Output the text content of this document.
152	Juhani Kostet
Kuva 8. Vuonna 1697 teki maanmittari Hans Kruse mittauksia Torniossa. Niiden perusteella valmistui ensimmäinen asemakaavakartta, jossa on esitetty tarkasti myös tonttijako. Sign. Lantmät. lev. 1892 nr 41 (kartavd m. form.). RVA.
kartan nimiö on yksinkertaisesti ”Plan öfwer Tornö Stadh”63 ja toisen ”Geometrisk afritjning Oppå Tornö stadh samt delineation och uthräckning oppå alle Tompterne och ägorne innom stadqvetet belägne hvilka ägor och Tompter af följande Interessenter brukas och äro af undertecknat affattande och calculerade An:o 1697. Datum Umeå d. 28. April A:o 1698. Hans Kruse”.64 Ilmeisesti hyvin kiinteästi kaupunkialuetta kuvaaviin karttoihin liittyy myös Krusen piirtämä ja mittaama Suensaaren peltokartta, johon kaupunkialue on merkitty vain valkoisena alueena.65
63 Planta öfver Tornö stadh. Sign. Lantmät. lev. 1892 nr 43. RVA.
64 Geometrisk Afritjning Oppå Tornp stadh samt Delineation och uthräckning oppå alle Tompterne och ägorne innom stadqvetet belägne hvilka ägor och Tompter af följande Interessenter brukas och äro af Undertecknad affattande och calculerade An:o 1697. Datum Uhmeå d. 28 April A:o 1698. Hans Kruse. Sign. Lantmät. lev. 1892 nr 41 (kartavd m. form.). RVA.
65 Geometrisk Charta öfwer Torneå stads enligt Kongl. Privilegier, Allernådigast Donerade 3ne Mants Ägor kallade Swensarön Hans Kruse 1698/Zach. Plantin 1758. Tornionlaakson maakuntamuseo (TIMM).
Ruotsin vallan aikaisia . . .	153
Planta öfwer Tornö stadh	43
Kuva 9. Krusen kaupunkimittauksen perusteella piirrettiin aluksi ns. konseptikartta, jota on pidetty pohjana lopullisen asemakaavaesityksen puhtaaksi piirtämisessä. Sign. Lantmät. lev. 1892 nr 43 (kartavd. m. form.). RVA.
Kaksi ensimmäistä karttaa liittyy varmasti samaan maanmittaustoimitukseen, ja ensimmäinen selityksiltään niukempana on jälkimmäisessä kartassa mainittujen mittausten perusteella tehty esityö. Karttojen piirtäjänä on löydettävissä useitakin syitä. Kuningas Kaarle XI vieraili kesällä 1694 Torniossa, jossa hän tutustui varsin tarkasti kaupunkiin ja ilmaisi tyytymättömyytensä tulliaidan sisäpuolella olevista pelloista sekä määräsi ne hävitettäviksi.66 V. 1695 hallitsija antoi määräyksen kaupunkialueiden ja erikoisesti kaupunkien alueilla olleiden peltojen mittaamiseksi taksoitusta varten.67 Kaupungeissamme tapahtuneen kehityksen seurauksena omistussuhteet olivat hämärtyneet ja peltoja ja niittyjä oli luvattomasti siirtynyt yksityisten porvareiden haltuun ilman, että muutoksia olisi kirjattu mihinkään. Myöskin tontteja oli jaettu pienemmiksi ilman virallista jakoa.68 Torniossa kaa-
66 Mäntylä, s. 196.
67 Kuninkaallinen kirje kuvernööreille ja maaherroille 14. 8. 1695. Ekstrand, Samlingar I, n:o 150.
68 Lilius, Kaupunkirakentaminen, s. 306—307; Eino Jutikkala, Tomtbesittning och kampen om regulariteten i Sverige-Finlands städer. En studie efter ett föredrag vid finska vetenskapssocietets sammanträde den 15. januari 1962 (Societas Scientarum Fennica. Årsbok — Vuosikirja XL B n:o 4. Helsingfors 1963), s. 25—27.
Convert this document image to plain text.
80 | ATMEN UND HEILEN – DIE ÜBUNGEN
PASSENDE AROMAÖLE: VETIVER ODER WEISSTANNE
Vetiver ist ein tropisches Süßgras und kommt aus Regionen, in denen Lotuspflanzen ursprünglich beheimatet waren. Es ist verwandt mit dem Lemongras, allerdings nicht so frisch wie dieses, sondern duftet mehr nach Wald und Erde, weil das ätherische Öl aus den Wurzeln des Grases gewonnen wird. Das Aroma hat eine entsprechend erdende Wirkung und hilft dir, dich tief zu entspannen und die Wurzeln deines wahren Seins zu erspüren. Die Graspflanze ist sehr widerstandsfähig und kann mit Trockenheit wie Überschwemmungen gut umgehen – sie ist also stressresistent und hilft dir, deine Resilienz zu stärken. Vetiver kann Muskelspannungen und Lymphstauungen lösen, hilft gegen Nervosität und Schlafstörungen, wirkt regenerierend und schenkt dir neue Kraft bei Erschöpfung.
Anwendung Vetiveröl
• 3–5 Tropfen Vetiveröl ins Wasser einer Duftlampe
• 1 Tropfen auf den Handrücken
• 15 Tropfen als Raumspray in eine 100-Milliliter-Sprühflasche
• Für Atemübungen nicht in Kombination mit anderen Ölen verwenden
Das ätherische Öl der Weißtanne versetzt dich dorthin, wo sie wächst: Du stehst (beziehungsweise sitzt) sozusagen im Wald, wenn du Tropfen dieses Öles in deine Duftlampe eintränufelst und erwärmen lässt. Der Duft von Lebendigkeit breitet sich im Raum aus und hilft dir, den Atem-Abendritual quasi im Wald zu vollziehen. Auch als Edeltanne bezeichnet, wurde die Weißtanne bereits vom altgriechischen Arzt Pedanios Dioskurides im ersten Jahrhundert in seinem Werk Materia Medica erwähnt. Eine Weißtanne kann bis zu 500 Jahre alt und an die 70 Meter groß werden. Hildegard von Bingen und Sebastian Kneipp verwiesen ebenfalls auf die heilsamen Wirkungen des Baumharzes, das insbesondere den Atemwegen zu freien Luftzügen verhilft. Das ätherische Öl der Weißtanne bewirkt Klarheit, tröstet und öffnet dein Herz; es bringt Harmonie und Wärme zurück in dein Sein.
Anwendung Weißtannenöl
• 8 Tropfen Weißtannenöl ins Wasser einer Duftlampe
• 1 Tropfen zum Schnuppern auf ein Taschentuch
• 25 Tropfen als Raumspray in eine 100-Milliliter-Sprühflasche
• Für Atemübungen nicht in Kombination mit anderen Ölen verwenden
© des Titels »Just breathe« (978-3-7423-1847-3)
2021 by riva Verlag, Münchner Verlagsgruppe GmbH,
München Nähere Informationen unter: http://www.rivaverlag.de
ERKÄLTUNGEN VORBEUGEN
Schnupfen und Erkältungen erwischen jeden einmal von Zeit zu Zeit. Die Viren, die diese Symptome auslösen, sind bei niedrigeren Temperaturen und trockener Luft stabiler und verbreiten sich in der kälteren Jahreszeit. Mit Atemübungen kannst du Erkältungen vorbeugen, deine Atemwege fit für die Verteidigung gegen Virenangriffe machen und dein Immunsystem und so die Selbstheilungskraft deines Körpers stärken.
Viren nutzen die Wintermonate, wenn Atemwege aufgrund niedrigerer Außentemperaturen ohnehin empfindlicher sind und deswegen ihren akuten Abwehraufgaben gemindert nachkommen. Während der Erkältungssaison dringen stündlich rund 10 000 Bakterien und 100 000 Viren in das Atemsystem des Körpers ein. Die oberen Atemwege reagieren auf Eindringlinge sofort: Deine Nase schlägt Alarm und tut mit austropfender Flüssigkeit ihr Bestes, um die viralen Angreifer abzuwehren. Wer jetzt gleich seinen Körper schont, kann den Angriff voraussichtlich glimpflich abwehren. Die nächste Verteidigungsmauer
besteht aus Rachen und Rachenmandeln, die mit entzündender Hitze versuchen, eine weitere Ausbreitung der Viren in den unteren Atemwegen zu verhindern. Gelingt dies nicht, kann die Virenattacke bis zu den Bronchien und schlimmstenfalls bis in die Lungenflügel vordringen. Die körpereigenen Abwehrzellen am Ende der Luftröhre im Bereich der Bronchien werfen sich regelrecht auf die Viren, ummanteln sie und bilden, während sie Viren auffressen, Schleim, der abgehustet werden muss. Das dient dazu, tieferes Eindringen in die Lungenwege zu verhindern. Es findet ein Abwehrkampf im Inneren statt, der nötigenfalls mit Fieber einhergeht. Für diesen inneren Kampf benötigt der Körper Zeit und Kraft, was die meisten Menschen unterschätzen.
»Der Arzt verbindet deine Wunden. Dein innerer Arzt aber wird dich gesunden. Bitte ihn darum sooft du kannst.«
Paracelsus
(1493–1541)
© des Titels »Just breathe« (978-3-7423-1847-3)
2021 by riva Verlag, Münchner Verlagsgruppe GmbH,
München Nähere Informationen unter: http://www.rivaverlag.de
□ □ □ □ □
◆ PROBLEM DETAILS: Please show, exactly as written, every line above that contains the word "Wasser".

◆ ANSWER:
• 3–5 Tropfen Vetiveröl ins Wasser einer Duftlampe
• 8 Tropfen Weißtannenöl ins Wasser einer Duftlampe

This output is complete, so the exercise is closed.